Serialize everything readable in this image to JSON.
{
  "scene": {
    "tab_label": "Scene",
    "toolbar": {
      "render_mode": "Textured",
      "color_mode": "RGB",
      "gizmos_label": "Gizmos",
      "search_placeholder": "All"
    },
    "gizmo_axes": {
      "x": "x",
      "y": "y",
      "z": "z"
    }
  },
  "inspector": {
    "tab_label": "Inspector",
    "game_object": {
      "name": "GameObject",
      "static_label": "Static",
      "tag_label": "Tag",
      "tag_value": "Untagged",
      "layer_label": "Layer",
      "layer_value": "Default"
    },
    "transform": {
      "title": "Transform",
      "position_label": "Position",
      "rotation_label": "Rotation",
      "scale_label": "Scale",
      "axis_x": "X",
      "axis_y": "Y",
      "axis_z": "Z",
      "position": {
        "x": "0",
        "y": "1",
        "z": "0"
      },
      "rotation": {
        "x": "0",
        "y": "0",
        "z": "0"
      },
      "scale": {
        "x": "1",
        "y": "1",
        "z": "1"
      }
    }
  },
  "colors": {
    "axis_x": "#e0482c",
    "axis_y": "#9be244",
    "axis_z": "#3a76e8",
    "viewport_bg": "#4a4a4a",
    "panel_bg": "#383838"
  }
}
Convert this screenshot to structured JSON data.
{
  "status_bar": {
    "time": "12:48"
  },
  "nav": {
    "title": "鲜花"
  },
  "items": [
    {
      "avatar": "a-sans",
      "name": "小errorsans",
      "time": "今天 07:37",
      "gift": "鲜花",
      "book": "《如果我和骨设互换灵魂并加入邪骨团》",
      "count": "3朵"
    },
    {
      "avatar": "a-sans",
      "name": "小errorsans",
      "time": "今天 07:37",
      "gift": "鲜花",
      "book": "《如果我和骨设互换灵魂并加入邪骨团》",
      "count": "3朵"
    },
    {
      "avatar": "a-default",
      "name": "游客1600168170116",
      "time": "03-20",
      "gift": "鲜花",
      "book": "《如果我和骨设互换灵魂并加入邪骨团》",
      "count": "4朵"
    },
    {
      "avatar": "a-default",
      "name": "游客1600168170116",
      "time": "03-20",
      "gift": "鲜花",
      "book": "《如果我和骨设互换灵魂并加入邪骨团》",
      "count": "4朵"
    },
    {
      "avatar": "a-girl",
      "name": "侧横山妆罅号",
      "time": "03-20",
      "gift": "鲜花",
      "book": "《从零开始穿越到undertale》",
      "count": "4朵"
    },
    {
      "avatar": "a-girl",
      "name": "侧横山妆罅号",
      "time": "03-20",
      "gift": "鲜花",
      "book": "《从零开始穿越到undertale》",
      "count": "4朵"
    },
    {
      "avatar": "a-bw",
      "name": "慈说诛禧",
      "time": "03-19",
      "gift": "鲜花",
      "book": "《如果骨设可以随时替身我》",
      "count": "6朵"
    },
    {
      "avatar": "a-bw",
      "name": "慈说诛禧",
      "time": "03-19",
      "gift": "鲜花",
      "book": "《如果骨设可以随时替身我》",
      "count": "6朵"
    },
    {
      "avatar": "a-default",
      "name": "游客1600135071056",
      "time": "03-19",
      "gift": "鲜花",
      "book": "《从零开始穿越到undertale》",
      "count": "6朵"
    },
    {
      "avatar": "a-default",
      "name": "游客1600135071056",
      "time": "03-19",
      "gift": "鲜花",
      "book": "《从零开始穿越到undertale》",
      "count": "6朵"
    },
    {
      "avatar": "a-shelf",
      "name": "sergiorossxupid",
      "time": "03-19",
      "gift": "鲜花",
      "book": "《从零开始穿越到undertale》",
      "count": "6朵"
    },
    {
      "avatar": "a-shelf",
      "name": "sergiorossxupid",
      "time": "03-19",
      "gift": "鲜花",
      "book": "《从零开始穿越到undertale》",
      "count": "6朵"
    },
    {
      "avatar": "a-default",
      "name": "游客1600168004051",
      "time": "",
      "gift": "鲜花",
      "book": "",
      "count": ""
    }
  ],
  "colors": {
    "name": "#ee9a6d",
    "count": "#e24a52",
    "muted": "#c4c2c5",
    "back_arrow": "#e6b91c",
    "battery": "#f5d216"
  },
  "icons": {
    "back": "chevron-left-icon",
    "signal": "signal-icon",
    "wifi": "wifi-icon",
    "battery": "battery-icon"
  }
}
══════════════════════════════
Find the number of lines in which the word "battery" occurs, and write nothing but that number.

2